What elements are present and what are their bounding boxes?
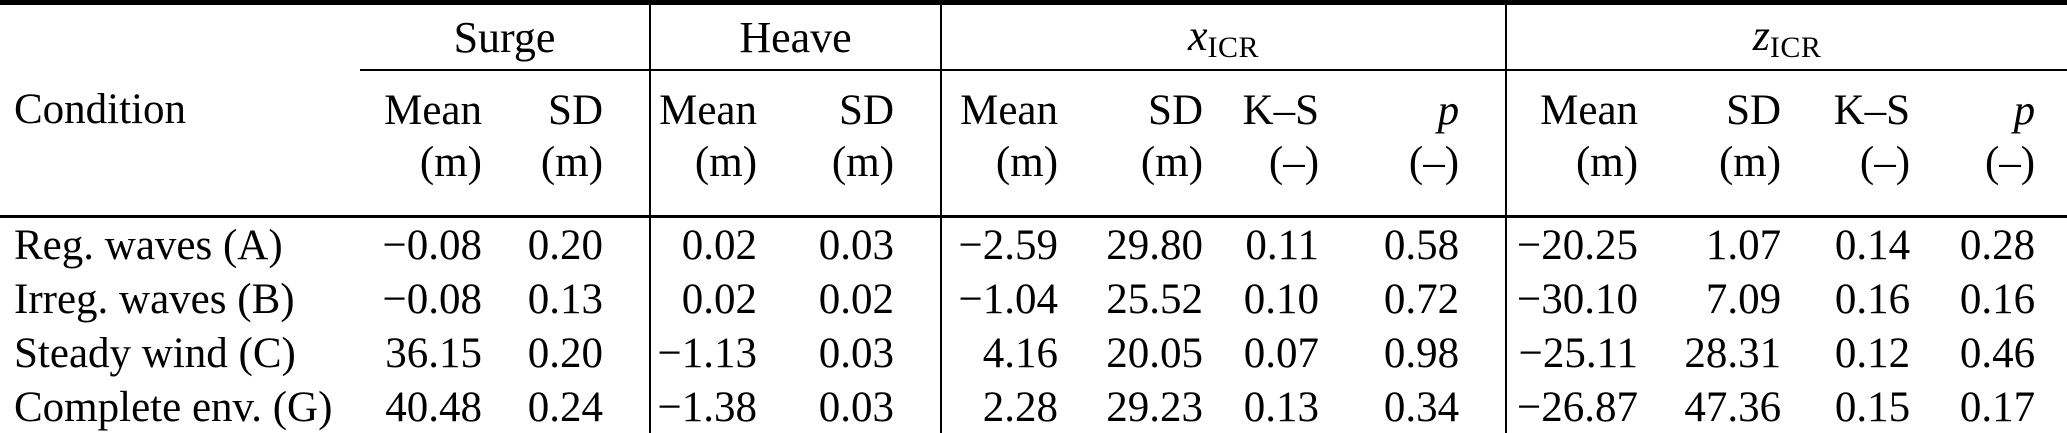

______

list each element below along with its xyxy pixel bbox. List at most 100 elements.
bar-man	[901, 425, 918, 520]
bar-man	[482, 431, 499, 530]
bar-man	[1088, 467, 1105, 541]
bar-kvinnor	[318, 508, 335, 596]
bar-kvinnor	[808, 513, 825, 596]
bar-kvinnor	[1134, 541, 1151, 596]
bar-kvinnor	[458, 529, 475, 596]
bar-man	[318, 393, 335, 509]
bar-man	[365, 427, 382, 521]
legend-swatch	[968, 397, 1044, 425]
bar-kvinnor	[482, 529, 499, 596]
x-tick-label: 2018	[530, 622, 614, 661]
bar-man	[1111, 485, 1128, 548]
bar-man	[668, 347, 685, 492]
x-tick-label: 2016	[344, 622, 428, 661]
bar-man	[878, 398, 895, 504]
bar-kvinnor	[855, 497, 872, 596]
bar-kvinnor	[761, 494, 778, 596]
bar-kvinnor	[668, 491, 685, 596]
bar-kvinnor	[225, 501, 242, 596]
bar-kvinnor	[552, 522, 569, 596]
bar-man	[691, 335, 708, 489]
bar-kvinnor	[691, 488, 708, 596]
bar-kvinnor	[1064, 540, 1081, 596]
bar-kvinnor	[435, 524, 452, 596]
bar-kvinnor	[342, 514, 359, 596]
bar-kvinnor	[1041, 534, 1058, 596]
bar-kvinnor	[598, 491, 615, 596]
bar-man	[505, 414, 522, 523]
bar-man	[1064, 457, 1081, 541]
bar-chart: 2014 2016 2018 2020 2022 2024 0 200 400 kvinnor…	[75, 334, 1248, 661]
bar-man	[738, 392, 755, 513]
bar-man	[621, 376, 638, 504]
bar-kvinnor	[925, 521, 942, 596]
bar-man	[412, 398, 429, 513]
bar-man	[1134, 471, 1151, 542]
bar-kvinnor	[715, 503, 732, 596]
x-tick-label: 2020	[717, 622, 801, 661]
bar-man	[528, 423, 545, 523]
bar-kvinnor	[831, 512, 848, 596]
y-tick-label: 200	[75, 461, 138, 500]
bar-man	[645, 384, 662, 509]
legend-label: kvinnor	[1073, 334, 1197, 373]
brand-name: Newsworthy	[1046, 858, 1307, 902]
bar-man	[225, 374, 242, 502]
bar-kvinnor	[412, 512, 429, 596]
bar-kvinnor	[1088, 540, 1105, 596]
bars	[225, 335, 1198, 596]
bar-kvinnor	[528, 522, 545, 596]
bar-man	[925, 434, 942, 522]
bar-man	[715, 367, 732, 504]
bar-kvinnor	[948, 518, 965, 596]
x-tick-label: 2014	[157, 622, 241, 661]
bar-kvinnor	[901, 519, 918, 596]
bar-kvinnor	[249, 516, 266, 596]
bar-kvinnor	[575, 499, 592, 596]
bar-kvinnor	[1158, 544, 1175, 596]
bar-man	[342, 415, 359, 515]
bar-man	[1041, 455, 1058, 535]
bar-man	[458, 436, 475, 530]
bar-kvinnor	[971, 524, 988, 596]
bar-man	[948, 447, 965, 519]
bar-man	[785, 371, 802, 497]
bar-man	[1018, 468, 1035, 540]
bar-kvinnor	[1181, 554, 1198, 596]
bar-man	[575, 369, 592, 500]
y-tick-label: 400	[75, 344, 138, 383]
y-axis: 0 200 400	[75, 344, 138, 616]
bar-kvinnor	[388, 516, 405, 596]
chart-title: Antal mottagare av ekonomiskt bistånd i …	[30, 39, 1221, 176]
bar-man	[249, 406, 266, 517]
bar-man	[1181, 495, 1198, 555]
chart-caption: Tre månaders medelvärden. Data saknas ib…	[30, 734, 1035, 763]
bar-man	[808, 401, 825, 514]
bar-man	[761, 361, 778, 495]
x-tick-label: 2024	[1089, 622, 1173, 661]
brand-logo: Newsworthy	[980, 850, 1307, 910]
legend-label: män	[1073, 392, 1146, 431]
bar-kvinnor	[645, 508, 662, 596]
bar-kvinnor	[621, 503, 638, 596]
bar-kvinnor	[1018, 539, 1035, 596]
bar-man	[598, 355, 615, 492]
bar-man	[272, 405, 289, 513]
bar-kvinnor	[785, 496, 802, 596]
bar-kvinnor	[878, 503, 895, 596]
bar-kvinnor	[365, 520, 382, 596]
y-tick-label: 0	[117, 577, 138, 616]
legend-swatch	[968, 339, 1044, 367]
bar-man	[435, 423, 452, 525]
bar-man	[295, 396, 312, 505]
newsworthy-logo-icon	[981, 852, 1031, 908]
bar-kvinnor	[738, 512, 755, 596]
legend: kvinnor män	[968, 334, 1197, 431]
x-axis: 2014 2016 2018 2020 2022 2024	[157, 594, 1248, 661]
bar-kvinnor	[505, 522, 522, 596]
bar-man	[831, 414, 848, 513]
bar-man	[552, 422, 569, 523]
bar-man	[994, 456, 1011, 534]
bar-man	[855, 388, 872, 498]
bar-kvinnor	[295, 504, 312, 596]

______

→ EXERCISE TASK: Change each "bar-kvinnor" to "bar-female" in the data, from the line with "list each element" to the line with "374, 242, 502]", and return only those lines with everything else left as it is.

→ TASK RESPONSE:
list each element below along with its xyxy pixel bbox. List at most 100 elements.
bar-man	[901, 425, 918, 520]
bar-man	[482, 431, 499, 530]
bar-man	[1088, 467, 1105, 541]
bar-female	[318, 508, 335, 596]
bar-female	[808, 513, 825, 596]
bar-female	[1134, 541, 1151, 596]
bar-female	[458, 529, 475, 596]
bar-man	[318, 393, 335, 509]
bar-man	[365, 427, 382, 521]
legend-swatch	[968, 397, 1044, 425]
bar-female	[482, 529, 499, 596]
x-tick-label: 2018	[530, 622, 614, 661]
bar-man	[1111, 485, 1128, 548]
bar-man	[668, 347, 685, 492]
x-tick-label: 2016	[344, 622, 428, 661]
bar-man	[878, 398, 895, 504]
bar-female	[855, 497, 872, 596]
bar-female	[761, 494, 778, 596]
bar-female	[668, 491, 685, 596]
bar-female	[225, 501, 242, 596]
bar-female	[552, 522, 569, 596]
bar-man	[691, 335, 708, 489]
bar-female	[691, 488, 708, 596]
bar-female	[1064, 540, 1081, 596]
bar-female	[435, 524, 452, 596]
bar-female	[342, 514, 359, 596]
bar-female	[1041, 534, 1058, 596]
bar-female	[598, 491, 615, 596]
bar-man	[505, 414, 522, 523]
bar-man	[1064, 457, 1081, 541]
bar-chart: 2014 2016 2018 2020 2022 2024 0 200 400 kvinnor…	[75, 334, 1248, 661]
bar-man	[738, 392, 755, 513]
bar-man	[621, 376, 638, 504]
bar-female	[925, 521, 942, 596]
bar-man	[412, 398, 429, 513]
bar-man	[1134, 471, 1151, 542]
bar-female	[715, 503, 732, 596]
x-tick-label: 2020	[717, 622, 801, 661]
bar-man	[528, 423, 545, 523]
bar-female	[831, 512, 848, 596]
y-tick-label: 200	[75, 461, 138, 500]
bar-man	[645, 384, 662, 509]
legend-label: kvinnor	[1073, 334, 1197, 373]
brand-name: Newsworthy	[1046, 858, 1307, 902]
bar-man	[225, 374, 242, 502]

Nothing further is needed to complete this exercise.